### SOURCE MATERIAL
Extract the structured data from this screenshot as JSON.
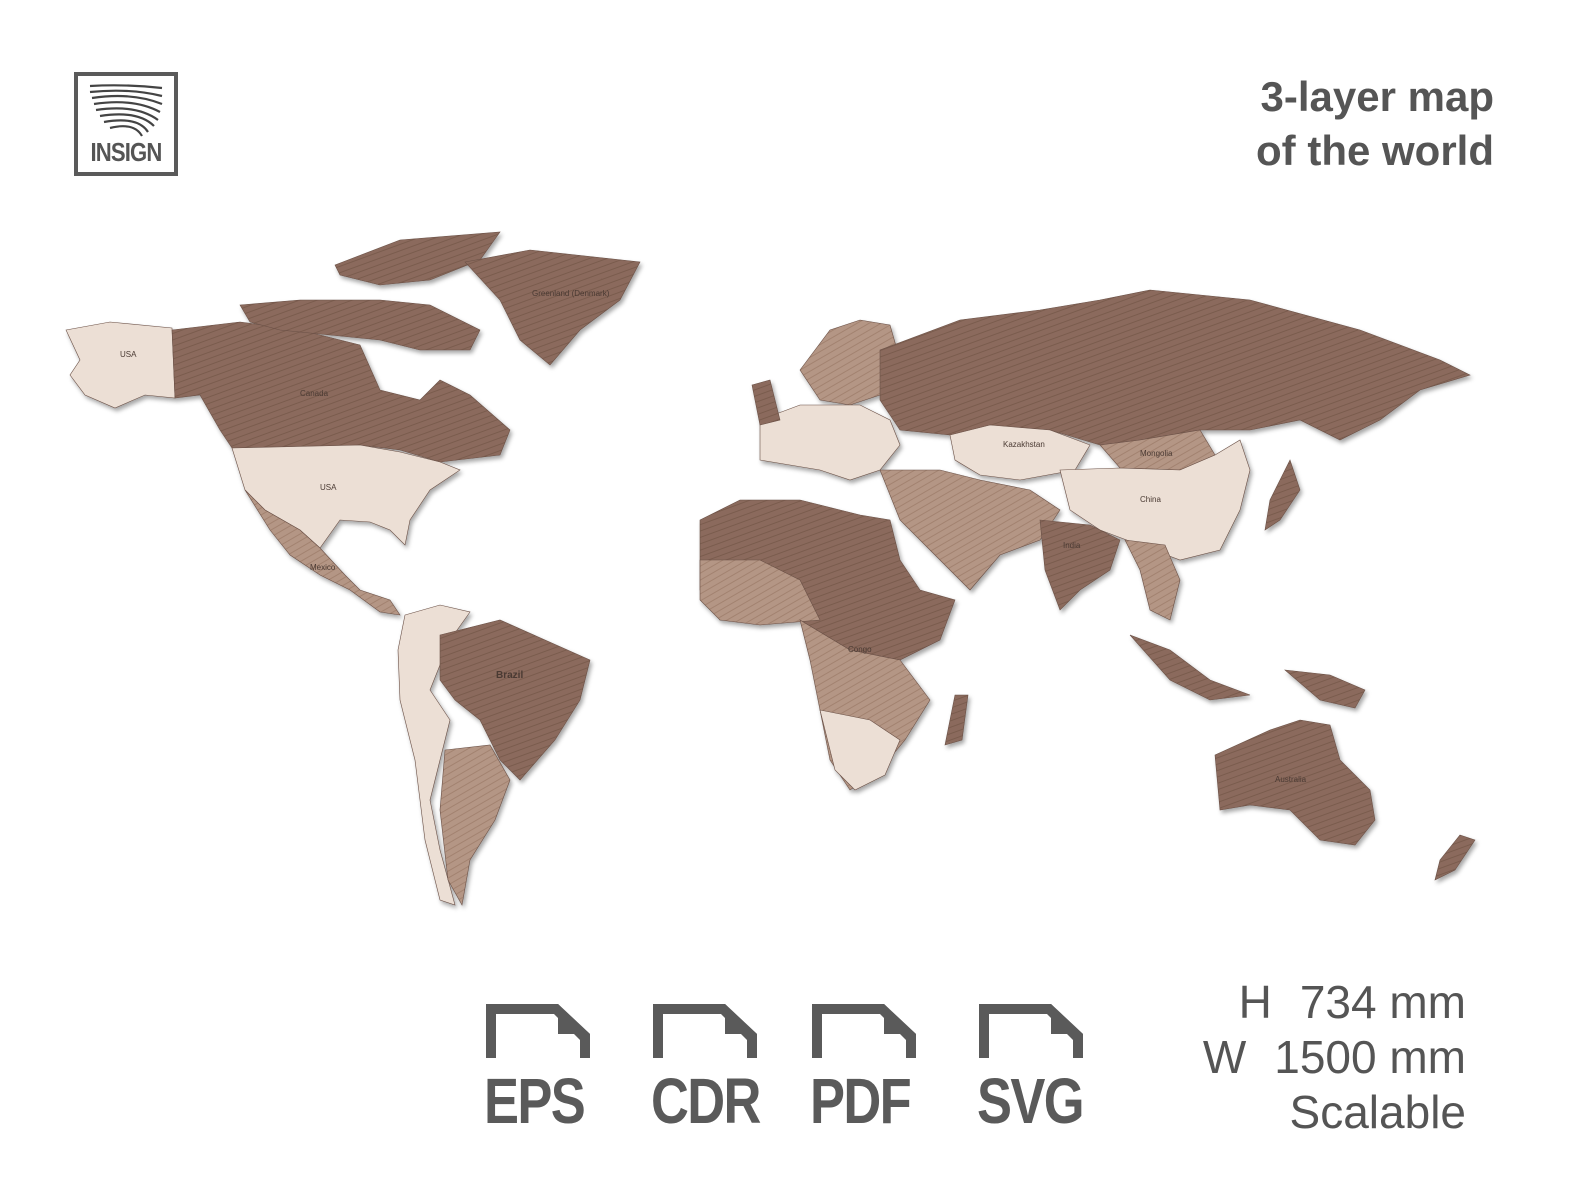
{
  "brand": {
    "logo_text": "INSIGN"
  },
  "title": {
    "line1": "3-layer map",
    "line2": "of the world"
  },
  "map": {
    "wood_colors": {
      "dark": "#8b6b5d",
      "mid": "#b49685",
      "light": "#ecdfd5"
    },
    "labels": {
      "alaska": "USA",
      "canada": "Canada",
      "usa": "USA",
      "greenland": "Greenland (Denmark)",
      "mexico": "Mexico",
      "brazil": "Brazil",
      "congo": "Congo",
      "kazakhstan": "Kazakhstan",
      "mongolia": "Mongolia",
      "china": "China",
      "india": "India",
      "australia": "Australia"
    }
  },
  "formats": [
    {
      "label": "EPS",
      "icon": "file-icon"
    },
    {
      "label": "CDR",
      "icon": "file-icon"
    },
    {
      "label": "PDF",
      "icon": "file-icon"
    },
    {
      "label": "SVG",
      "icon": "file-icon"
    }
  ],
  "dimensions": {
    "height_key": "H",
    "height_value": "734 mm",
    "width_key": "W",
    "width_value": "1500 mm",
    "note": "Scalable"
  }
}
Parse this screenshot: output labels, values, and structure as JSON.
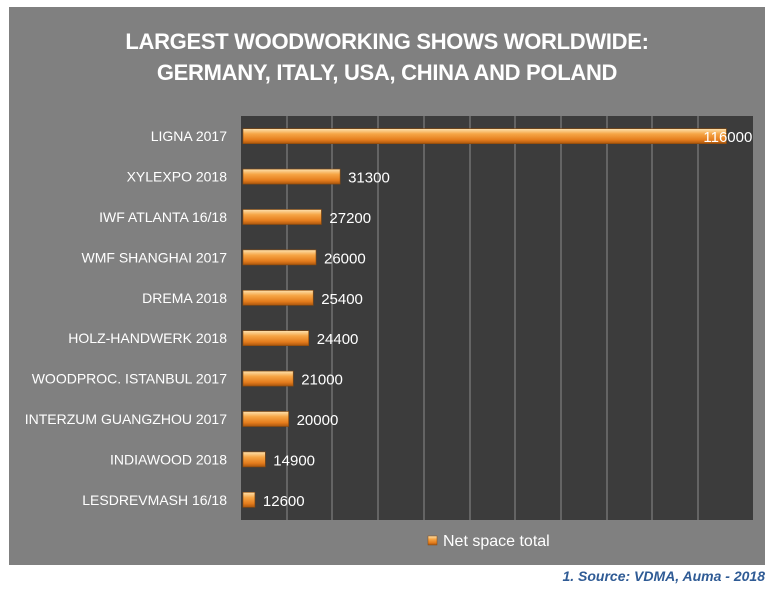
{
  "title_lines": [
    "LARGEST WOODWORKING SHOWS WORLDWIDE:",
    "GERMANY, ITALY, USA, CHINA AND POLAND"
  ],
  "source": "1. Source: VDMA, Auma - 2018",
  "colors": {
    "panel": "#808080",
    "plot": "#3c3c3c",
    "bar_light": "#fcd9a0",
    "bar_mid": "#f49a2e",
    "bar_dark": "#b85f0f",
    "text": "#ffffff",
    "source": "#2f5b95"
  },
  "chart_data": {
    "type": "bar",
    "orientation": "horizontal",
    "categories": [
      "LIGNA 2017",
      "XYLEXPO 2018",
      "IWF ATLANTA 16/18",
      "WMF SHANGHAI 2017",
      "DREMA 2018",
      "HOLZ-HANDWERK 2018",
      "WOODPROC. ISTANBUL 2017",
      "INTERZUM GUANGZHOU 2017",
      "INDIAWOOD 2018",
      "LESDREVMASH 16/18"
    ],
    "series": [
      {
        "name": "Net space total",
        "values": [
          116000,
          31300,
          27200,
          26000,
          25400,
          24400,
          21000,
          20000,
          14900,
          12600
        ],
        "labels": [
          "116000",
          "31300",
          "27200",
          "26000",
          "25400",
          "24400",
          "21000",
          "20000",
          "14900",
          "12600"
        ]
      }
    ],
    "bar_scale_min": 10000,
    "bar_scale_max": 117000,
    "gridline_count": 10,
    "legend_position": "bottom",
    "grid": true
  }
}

### GIVEN EXERCISE
Find the word "this" in the data and show each line that holds it.

### CORRECT OUTPUT
Extract the structured data from this screenshot as JSON.
Parse this screenshot: output labels, values, and structure as JSON.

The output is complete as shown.